-- Given information --
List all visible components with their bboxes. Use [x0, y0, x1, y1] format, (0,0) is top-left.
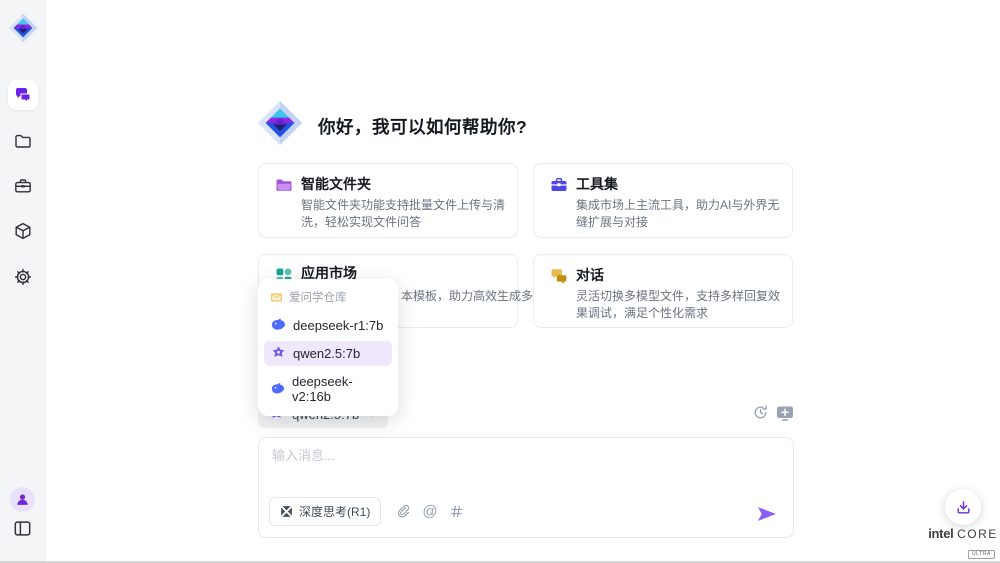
- intel-core-logo: intel core ultra: [925, 526, 1000, 560]
- card-toolset[interactable]: 工具集 集成市场上主流工具，助力AI与外界无缝扩展与对接: [533, 163, 793, 238]
- sidebar-item-models[interactable]: [14, 222, 32, 240]
- deep-think-icon: [280, 505, 293, 518]
- deep-think-toggle[interactable]: 深度思考(R1): [269, 497, 381, 526]
- model-dropdown-header: 爱问学仓库: [264, 286, 392, 310]
- model-option-deepseek-r1[interactable]: deepseek-r1:7b: [264, 313, 392, 338]
- greeting-title: 你好，我可以如何帮助你?: [318, 114, 527, 139]
- model-option-label: deepseek-v2:16b: [292, 374, 385, 404]
- new-window-button[interactable]: [776, 405, 794, 421]
- composer-tools: @: [396, 503, 463, 520]
- history-button[interactable]: [752, 404, 769, 421]
- model-option-qwen[interactable]: qwen2.5:7b: [264, 341, 392, 366]
- user-icon: [15, 492, 30, 507]
- card-title: 工具集: [576, 174, 618, 194]
- send-button[interactable]: [757, 506, 777, 522]
- repository-label: 爱问学仓库: [289, 289, 347, 305]
- briefcase-icon: [550, 176, 568, 194]
- model-option-deepseek-v2[interactable]: deepseek-v2:16b: [264, 369, 392, 409]
- deepseek-icon: [271, 318, 286, 333]
- mention-button[interactable]: @: [422, 503, 437, 520]
- qwen-icon: [271, 346, 286, 361]
- intel-brand-text: intel: [928, 526, 953, 541]
- intel-product-text: core: [957, 527, 998, 541]
- message-input[interactable]: [272, 448, 692, 463]
- card-dialogue[interactable]: 对话 灵活切换多模型文件，支持多样回复效果调试，满足个性化需求: [533, 254, 793, 328]
- model-dropdown: 爱问学仓库 deepseek-r1:7b qwen2.5:7b deepseek…: [258, 279, 398, 416]
- sidebar-item-chat[interactable]: [8, 80, 38, 110]
- sidebar-item-profile[interactable]: [10, 487, 35, 512]
- card-description: 灵活切换多模型文件，支持多样回复效果调试，满足个性化需求: [576, 288, 780, 322]
- card-title: 对话: [576, 265, 604, 285]
- model-option-label: deepseek-r1:7b: [293, 318, 383, 333]
- greeting-logo-icon: [257, 98, 303, 148]
- sidebar-item-settings[interactable]: [14, 268, 32, 286]
- deep-think-label: 深度思考(R1): [299, 503, 370, 520]
- gold-chat-icon: [550, 267, 568, 285]
- app-logo-icon: [8, 13, 38, 43]
- deepseek-icon: [271, 382, 285, 397]
- model-option-label: qwen2.5:7b: [293, 346, 360, 361]
- composer-toolbar: 深度思考(R1) @: [269, 497, 464, 526]
- sidebar: [0, 0, 46, 563]
- purple-folder-icon: [275, 176, 293, 194]
- card-description-fragment: 本模板，助力高效生成多: [401, 287, 533, 304]
- card-description: 智能文件夹功能支持批量文件上传与清洗，轻松实现文件问答: [301, 197, 505, 231]
- download-button[interactable]: [945, 489, 981, 525]
- sidebar-item-toolbox[interactable]: [14, 177, 32, 195]
- card-description: 集成市场上主流工具，助力AI与外界无缝扩展与对接: [576, 197, 780, 231]
- repository-icon: [270, 291, 283, 304]
- card-smart-folder[interactable]: 智能文件夹 智能文件夹功能支持批量文件上传与清洗，轻松实现文件问答: [258, 163, 518, 238]
- intel-ultra-badge: ultra: [968, 550, 995, 559]
- download-icon: [955, 499, 972, 516]
- hash-tag-button[interactable]: [449, 504, 464, 519]
- card-title: 智能文件夹: [301, 174, 371, 194]
- attach-file-button[interactable]: [396, 503, 411, 520]
- message-composer: 深度思考(R1) @: [258, 437, 794, 538]
- sidebar-collapse-button[interactable]: [13, 519, 32, 538]
- sidebar-item-folders[interactable]: [14, 132, 32, 150]
- chat-bubbles-icon: [14, 86, 32, 104]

-- Directions --
Convert every line of the listing above into a Markdown table with the columns No and Entry, numbering the lines in order and omitting blank lines. Leave the picture lines out of the table.

-- The response --
| No | Entry |
|---|---|
| 1 | List all visible components with their bboxes. Use [x0, y0, x1, y1] format, (0,0) is top-left. |
| 2 | - intel-core-logo: intel core ultra: [925, 526, 1000, 560] |
| 3 | - card-toolset[interactable]: 工具集 集成市场上主流工具，助力AI与外界无缝扩展与对接: [533, 163, 793, 238] |
| 4 | - sidebar-item-models[interactable]: [14, 222, 32, 240] |
| 5 | - deep-think-icon: [280, 505, 293, 518] |
| 6 | - deep-think-toggle[interactable]: 深度思考(R1): [269, 497, 381, 526] |
| 7 | - model-dropdown-header: 爱问学仓库: [264, 286, 392, 310] |
| 8 | - model-option-deepseek-r1[interactable]: deepseek-r1:7b: [264, 313, 392, 338] |
| 9 | - greeting-title: 你好，我可以如何帮助你?: [318, 114, 527, 139] |
| 10 | - model-option-label: deepseek-v2:16b: [292, 374, 385, 404] |
| 11 | - new-window-button[interactable]: [776, 405, 794, 421] |
| 12 | - composer-tools: @: [396, 503, 463, 520] |
| 13 | - history-button[interactable]: [752, 404, 769, 421] |
| 14 | - model-option-qwen[interactable]: qwen2.5:7b: [264, 341, 392, 366] |
| 15 | - user-icon: [15, 492, 30, 507] |
| 16 | - card-title: 工具集: [576, 174, 618, 194] |
| 17 | - send-button[interactable]: [757, 506, 777, 522] |
| 18 | - repository-label: 爱问学仓库: [289, 289, 347, 305] |
| 19 | - briefcase-icon: [550, 176, 568, 194] |
| 20 | - model-option-deepseek-v2[interactable]: deepseek-v2:16b: [264, 369, 392, 409] |
| 21 | - deepseek-icon: [271, 318, 286, 333] |
| 22 | - mention-button[interactable]: @: [422, 503, 437, 520] |
| 23 | - qwen-icon: [271, 346, 286, 361] |
| 24 | - intel-brand-text: intel: [928, 526, 953, 541] |
| 25 | - intel-product-text: core: [957, 527, 998, 541] |
| 26 | - message-input[interactable]: [272, 448, 692, 463] |
| 27 | - card-dialogue[interactable]: 对话 灵活切换多模型文件，支持多样回复效果调试，满足个性化需求: [533, 254, 793, 328] |
| 28 | - model-dropdown: 爱问学仓库 deepseek-r1:7b qwen2.5:7b deepseek…: [258, 279, 398, 416] |
| 29 | - sidebar-item-chat[interactable]: [8, 80, 38, 110] |
| 30 | - sidebar-item-profile[interactable]: [10, 487, 35, 512] |
| 31 | - card-description: 灵活切换多模型文件，支持多样回复效果调试，满足个性化需求: [576, 288, 780, 322] |
| 32 | - card-title: 对话: [576, 265, 604, 285] |
| 33 | - model-option-label: deepseek-r1:7b: [293, 318, 383, 333] |
| 34 | - greeting-logo-icon: [257, 98, 303, 148] |
| 35 | - sidebar-item-settings[interactable]: [14, 268, 32, 286] |
| 36 | - deep-think-label: 深度思考(R1): [299, 503, 370, 520] |
| 37 | - gold-chat-icon: [550, 267, 568, 285] |
| 38 | - app-logo-icon: [8, 13, 38, 43] |
| 39 | - deepseek-icon: [271, 382, 285, 397] |
| 40 | - model-option-label: qwen2.5:7b: [293, 346, 360, 361] |
| 41 | - composer-toolbar: 深度思考(R1) @: [269, 497, 464, 526] |
| 42 | - sidebar: [0, 0, 46, 563] |
| 43 | - purple-folder-icon: [275, 176, 293, 194] |
| 44 | - card-description-fragment: 本模板，助力高效生成多: [401, 287, 533, 304] |
| 45 | - card-description: 智能文件夹功能支持批量文件上传与清洗，轻松实现文件问答: [301, 197, 505, 231] |
| 46 | - download-button[interactable]: [945, 489, 981, 525] |
| 47 | - sidebar-item-toolbox[interactable]: [14, 177, 32, 195] |
| 48 | - card-description: 集成市场上主流工具，助力AI与外界无缝扩展与对接: [576, 197, 780, 231] |
| 49 | - repository-icon: [270, 291, 283, 304] |
| 50 | - card-smart-folder[interactable]: 智能文件夹 智能文件夹功能支持批量文件上传与清洗，轻松实现文件问答: [258, 163, 518, 238] |
| 51 | - intel-ultra-badge: ultra: [968, 550, 995, 559] |
| 52 | - download-icon: [955, 499, 972, 516] |
| 53 | - hash-tag-button[interactable]: [449, 504, 464, 519] |
| 54 | - card-title: 智能文件夹: [301, 174, 371, 194] |
| 55 | - attach-file-button[interactable]: [396, 503, 411, 520] |
| 56 | - message-composer: 深度思考(R1) @: [258, 437, 794, 538] |
| 57 | - sidebar-collapse-button[interactable]: [13, 519, 32, 538] |
| 58 | - sidebar-item-folders[interactable]: [14, 132, 32, 150] |
| 59 | - chat-bubbles-icon: [14, 86, 32, 104] |